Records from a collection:
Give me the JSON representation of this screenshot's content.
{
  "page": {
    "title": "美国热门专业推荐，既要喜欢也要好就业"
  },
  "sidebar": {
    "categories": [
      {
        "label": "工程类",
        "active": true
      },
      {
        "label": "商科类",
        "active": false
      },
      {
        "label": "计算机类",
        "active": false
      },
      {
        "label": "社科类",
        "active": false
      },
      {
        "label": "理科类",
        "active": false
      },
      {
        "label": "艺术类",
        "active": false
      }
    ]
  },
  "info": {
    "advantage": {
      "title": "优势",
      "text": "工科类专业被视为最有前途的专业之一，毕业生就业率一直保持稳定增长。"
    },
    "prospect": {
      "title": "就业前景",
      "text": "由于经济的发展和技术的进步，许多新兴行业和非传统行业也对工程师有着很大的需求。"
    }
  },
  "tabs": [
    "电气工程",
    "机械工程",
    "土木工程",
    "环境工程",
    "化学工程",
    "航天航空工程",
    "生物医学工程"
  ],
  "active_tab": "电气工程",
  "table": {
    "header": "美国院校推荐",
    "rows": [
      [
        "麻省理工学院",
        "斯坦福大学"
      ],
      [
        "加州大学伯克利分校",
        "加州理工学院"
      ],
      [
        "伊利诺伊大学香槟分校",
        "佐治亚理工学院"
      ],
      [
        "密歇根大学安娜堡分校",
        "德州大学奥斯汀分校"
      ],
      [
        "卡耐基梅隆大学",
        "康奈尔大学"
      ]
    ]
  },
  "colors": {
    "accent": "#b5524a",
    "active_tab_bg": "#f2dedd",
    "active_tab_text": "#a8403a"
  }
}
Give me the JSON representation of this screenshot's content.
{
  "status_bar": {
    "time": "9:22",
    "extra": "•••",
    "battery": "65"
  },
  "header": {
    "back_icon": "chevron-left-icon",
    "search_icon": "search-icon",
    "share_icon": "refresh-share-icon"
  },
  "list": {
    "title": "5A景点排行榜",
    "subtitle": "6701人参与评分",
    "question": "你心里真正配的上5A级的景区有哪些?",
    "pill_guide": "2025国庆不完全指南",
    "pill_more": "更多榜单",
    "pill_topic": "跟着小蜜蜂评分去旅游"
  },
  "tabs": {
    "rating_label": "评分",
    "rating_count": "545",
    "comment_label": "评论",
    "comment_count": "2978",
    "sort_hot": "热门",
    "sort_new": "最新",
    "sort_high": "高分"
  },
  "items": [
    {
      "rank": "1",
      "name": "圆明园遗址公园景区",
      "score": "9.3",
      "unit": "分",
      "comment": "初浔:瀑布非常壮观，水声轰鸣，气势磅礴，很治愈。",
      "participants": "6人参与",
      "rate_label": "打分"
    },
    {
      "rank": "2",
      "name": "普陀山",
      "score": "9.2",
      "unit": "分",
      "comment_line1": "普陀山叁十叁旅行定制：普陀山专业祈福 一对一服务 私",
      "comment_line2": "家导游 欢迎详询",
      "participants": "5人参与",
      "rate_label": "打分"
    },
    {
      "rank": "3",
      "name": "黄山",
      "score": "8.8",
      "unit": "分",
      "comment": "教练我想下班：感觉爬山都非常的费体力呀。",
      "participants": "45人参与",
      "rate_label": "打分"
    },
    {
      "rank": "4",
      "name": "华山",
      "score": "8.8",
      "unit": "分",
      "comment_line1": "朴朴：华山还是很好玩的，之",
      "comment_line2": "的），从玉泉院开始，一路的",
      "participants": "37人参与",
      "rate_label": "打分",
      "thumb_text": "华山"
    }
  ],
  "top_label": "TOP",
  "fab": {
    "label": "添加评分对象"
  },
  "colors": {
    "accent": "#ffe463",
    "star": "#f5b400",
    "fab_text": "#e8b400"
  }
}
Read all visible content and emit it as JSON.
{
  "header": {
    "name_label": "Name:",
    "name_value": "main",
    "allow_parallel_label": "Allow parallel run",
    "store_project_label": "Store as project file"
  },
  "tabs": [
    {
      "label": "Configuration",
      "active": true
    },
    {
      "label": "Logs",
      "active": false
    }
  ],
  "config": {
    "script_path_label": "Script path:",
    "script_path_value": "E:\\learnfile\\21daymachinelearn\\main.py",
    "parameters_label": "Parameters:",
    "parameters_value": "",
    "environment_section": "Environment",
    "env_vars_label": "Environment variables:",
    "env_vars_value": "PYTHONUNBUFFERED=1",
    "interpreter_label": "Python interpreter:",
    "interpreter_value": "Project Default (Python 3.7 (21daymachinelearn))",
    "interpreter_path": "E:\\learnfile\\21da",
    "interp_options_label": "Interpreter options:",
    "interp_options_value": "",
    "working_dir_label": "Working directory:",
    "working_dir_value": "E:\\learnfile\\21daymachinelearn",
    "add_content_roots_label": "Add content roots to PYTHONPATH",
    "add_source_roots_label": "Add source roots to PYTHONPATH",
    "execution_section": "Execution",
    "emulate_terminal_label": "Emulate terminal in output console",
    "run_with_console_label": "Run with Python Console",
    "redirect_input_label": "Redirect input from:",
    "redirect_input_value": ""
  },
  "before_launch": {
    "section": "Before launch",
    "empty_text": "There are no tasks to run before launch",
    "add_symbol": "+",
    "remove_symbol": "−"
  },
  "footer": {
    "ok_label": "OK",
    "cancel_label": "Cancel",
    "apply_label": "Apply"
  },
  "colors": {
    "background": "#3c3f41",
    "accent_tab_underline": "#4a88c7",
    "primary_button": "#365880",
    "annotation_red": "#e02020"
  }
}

** Do this **
Repeat the entries above exactly, leaving nothing out.

** Exercise output **
Give me the JSON representation of this screenshot's content.
{
  "page": {
    "title": "美国热门专业推荐，既要喜欢也要好就业"
  },
  "sidebar": {
    "categories": [
      {
        "label": "工程类",
        "active": true
      },
      {
        "label": "商科类",
        "active": false
      },
      {
        "label": "计算机类",
        "active": false
      },
      {
        "label": "社科类",
        "active": false
      },
      {
        "label": "理科类",
        "active": false
      },
      {
        "label": "艺术类",
        "active": false
      }
    ]
  },
  "info": {
    "advantage": {
      "title": "优势",
      "text": "工科类专业被视为最有前途的专业之一，毕业生就业率一直保持稳定增长。"
    },
    "prospect": {
      "title": "就业前景",
      "text": "由于经济的发展和技术的进步，许多新兴行业和非传统行业也对工程师有着很大的需求。"
    }
  },
  "tabs": [
    "电气工程",
    "机械工程",
    "土木工程",
    "环境工程",
    "化学工程",
    "航天航空工程",
    "生物医学工程"
  ],
  "active_tab": "电气工程",
  "table": {
    "header": "美国院校推荐",
    "rows": [
      [
        "麻省理工学院",
        "斯坦福大学"
      ],
      [
        "加州大学伯克利分校",
        "加州理工学院"
      ],
      [
        "伊利诺伊大学香槟分校",
        "佐治亚理工学院"
      ],
      [
        "密歇根大学安娜堡分校",
        "德州大学奥斯汀分校"
      ],
      [
        "卡耐基梅隆大学",
        "康奈尔大学"
      ]
    ]
  },
  "colors": {
    "accent": "#b5524a",
    "active_tab_bg": "#f2dedd",
    "active_tab_text": "#a8403a"
  }
}
Give me the JSON representation of this screenshot's content.
{
  "status_bar": {
    "time": "9:22",
    "extra": "•••",
    "battery": "65"
  },
  "header": {
    "back_icon": "chevron-left-icon",
    "search_icon": "search-icon",
    "share_icon": "refresh-share-icon"
  },
  "list": {
    "title": "5A景点排行榜",
    "subtitle": "6701人参与评分",
    "question": "你心里真正配的上5A级的景区有哪些?",
    "pill_guide": "2025国庆不完全指南",
    "pill_more": "更多榜单",
    "pill_topic": "跟着小蜜蜂评分去旅游"
  },
  "tabs": {
    "rating_label": "评分",
    "rating_count": "545",
    "comment_label": "评论",
    "comment_count": "2978",
    "sort_hot": "热门",
    "sort_new": "最新",
    "sort_high": "高分"
  },
  "items": [
    {
      "rank": "1",
      "name": "圆明园遗址公园景区",
      "score": "9.3",
      "unit": "分",
      "comment": "初浔:瀑布非常壮观，水声轰鸣，气势磅礴，很治愈。",
      "participants": "6人参与",
      "rate_label": "打分"
    },
    {
      "rank": "2",
      "name": "普陀山",
      "score": "9.2",
      "unit": "分",
      "comment_line1": "普陀山叁十叁旅行定制：普陀山专业祈福 一对一服务 私",
      "comment_line2": "家导游 欢迎详询",
      "participants": "5人参与",
      "rate_label": "打分"
    },
    {
      "rank": "3",
      "name": "黄山",
      "score": "8.8",
      "unit": "分",
      "comment": "教练我想下班：感觉爬山都非常的费体力呀。",
      "participants": "45人参与",
      "rate_label": "打分"
    },
    {
      "rank": "4",
      "name": "华山",
      "score": "8.8",
      "unit": "分",
      "comment_line1": "朴朴：华山还是很好玩的，之",
      "comment_line2": "的），从玉泉院开始，一路的",
      "participants": "37人参与",
      "rate_label": "打分",
      "thumb_text": "华山"
    }
  ],
  "top_label": "TOP",
  "fab": {
    "label": "添加评分对象"
  },
  "colors": {
    "accent": "#ffe463",
    "star": "#f5b400",
    "fab_text": "#e8b400"
  }
}
Read all visible content and emit it as JSON.
{
  "header": {
    "name_label": "Name:",
    "name_value": "main",
    "allow_parallel_label": "Allow parallel run",
    "store_project_label": "Store as project file"
  },
  "tabs": [
    {
      "label": "Configuration",
      "active": true
    },
    {
      "label": "Logs",
      "active": false
    }
  ],
  "config": {
    "script_path_label": "Script path:",
    "script_path_value": "E:\\learnfile\\21daymachinelearn\\main.py",
    "parameters_label": "Parameters:",
    "parameters_value": "",
    "environment_section": "Environment",
    "env_vars_label": "Environment variables:",
    "env_vars_value": "PYTHONUNBUFFERED=1",
    "interpreter_label": "Python interpreter:",
    "interpreter_value": "Project Default (Python 3.7 (21daymachinelearn))",
    "interpreter_path": "E:\\learnfile\\21da",
    "interp_options_label": "Interpreter options:",
    "interp_options_value": "",
    "working_dir_label": "Working directory:",
    "working_dir_value": "E:\\learnfile\\21daymachinelearn",
    "add_content_roots_label": "Add content roots to PYTHONPATH",
    "add_source_roots_label": "Add source roots to PYTHONPATH",
    "execution_section": "Execution",
    "emulate_terminal_label": "Emulate terminal in output console",
    "run_with_console_label": "Run with Python Console",
    "redirect_input_label": "Redirect input from:",
    "redirect_input_value": ""
  },
  "before_launch": {
    "section": "Before launch",
    "empty_text": "There are no tasks to run before launch",
    "add_symbol": "+",
    "remove_symbol": "−"
  },
  "footer": {
    "ok_label": "OK",
    "cancel_label": "Cancel",
    "apply_label": "Apply"
  },
  "colors": {
    "background": "#3c3f41",
    "accent_tab_underline": "#4a88c7",
    "primary_button": "#365880",
    "annotation_red": "#e02020"
  }
}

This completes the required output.